» TASK
Beginning with the line that contains "Transcribe this image's" and ending with the line that contains "What data populates", reproduce each line exactly; include both and add nothing.

» DATA SHOWN
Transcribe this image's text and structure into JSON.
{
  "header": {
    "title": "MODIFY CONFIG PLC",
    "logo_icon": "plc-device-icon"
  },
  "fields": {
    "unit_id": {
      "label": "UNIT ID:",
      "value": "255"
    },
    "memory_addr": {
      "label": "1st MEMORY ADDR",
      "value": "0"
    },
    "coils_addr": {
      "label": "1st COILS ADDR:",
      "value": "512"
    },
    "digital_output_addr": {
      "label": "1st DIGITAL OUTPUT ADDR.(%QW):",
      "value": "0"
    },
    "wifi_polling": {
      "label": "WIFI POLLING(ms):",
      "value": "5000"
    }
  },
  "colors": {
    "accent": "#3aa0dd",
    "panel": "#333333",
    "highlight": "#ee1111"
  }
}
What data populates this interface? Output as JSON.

---

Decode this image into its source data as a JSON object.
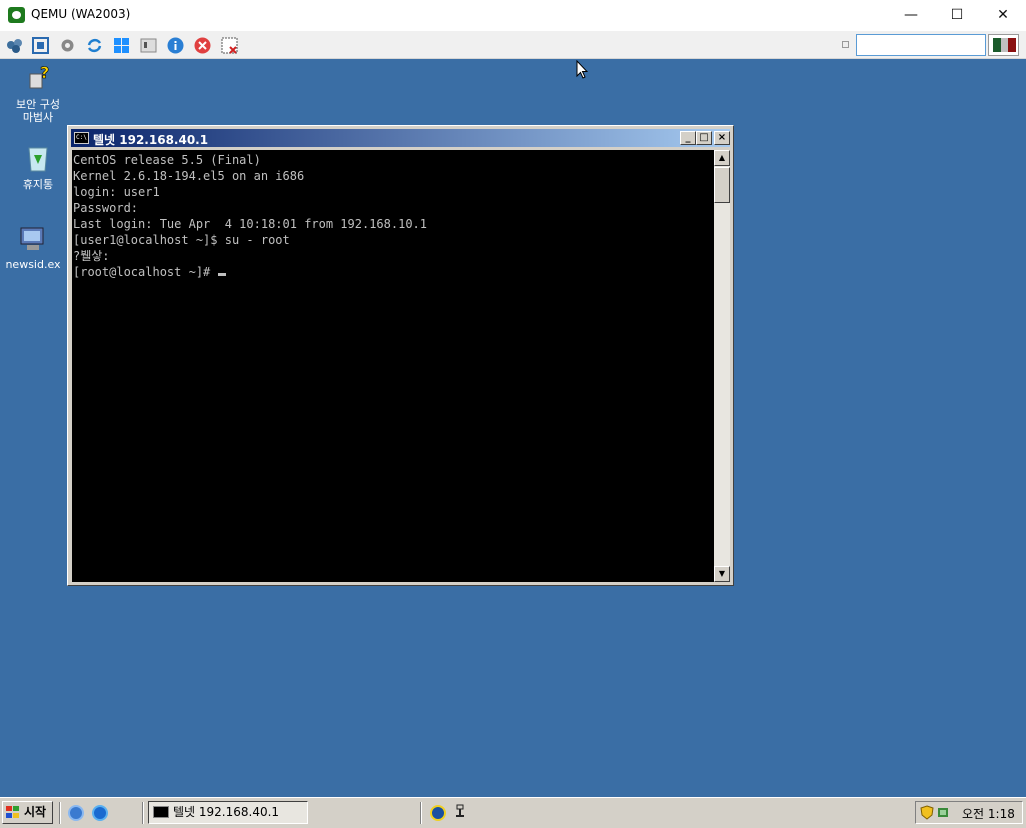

...

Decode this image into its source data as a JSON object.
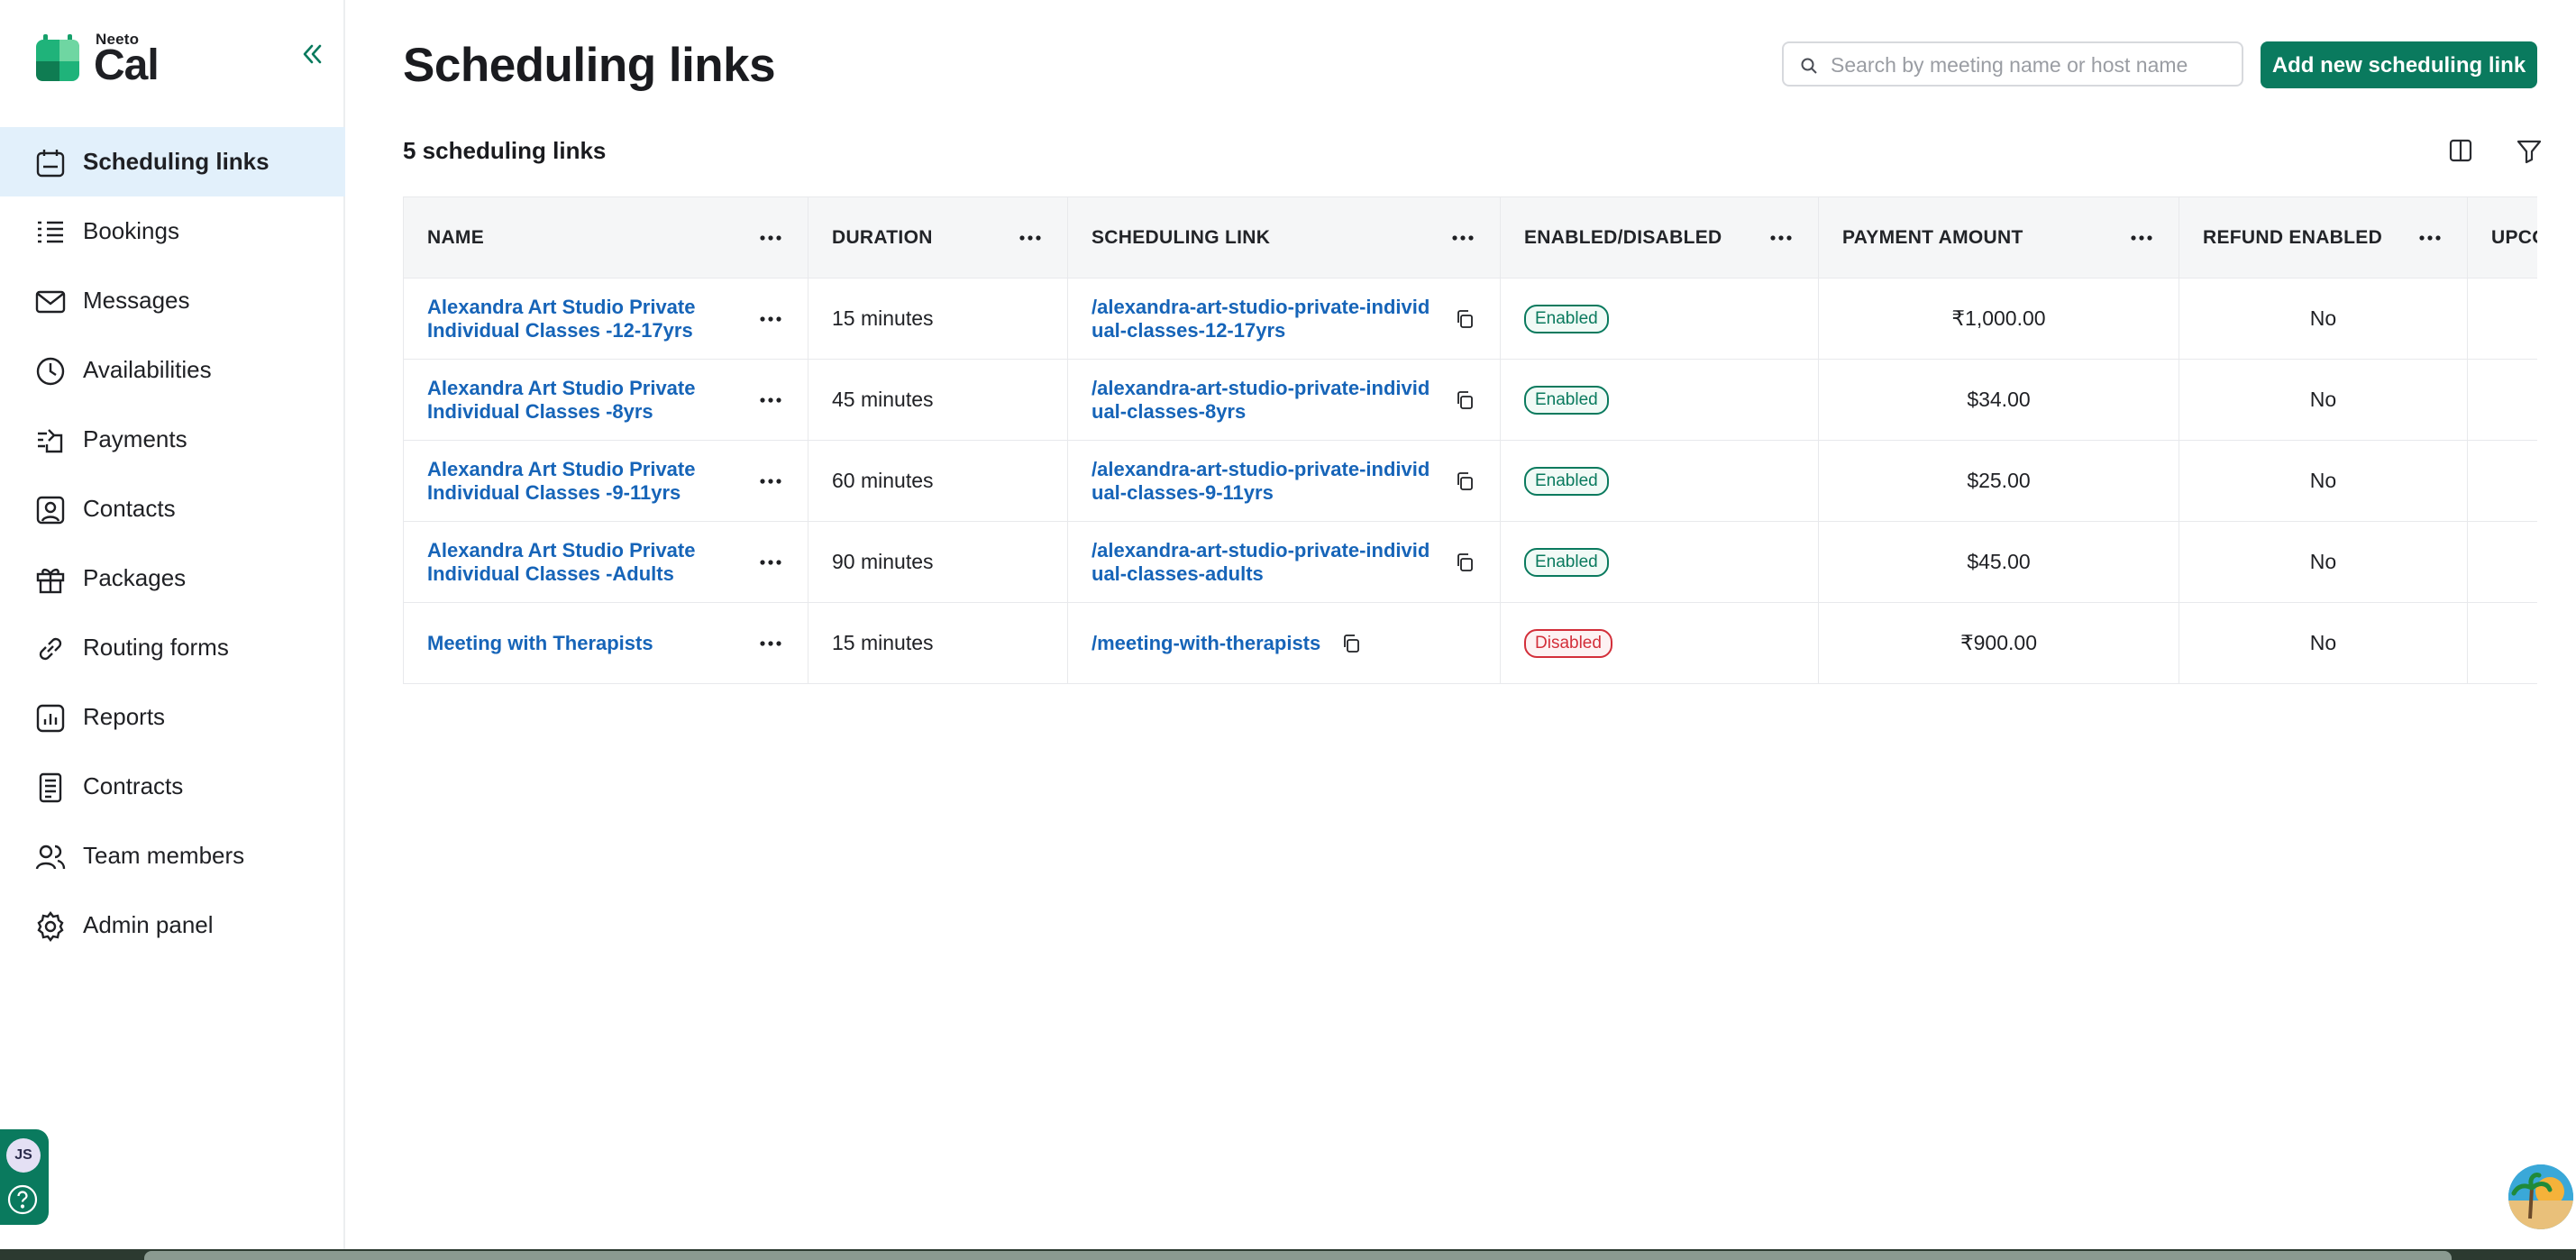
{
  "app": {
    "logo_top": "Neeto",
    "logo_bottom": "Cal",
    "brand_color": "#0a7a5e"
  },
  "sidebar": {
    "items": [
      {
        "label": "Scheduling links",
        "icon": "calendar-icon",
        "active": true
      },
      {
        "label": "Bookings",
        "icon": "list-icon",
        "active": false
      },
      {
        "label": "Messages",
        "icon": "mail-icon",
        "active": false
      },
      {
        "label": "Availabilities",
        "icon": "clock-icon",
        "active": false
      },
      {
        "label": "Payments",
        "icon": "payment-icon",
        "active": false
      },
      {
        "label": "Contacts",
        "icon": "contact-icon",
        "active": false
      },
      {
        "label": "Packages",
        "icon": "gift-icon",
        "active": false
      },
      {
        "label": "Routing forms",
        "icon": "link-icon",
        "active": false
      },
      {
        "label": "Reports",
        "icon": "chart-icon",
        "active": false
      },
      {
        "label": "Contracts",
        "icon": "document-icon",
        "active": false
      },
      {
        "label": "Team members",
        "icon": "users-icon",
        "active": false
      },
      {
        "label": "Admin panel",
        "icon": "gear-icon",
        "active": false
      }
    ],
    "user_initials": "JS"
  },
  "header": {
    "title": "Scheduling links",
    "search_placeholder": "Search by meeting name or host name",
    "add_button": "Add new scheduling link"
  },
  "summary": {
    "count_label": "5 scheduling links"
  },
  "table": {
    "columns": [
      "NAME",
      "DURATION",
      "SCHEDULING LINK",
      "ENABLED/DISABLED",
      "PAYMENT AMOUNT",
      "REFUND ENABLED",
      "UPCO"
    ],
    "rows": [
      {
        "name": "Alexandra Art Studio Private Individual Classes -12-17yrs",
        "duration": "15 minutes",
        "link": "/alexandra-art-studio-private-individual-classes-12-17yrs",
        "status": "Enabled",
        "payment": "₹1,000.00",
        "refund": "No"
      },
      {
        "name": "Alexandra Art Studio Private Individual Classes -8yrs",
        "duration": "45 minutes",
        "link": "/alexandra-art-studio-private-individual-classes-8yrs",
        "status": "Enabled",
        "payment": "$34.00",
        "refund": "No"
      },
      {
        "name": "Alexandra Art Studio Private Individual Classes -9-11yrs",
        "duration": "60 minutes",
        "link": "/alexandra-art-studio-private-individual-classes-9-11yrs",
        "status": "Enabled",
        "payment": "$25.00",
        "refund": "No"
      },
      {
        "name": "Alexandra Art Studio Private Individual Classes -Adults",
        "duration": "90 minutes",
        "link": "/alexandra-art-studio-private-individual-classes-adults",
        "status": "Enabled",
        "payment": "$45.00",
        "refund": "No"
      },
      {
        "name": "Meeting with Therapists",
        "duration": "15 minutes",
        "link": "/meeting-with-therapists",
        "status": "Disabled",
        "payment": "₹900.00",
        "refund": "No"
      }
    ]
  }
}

» SOLUTION FOR THIS PROBLEM
Transcribe this image's text and structure into JSON.
{
  "header": {
    "title": "MODIFY CONFIG PLC",
    "logo_icon": "plc-device-icon"
  },
  "fields": {
    "unit_id": {
      "label": "UNIT ID:",
      "value": "255"
    },
    "memory_addr": {
      "label": "1st MEMORY ADDR",
      "value": "0"
    },
    "coils_addr": {
      "label": "1st COILS ADDR:",
      "value": "512"
    },
    "digital_output_addr": {
      "label": "1st DIGITAL OUTPUT ADDR.(%QW):",
      "value": "0"
    },
    "wifi_polling": {
      "label": "WIFI POLLING(ms):",
      "value": "5000"
    }
  },
  "colors": {
    "accent": "#3aa0dd",
    "panel": "#333333",
    "highlight": "#ee1111"
  }
}
What data populates this interface? Output as JSON.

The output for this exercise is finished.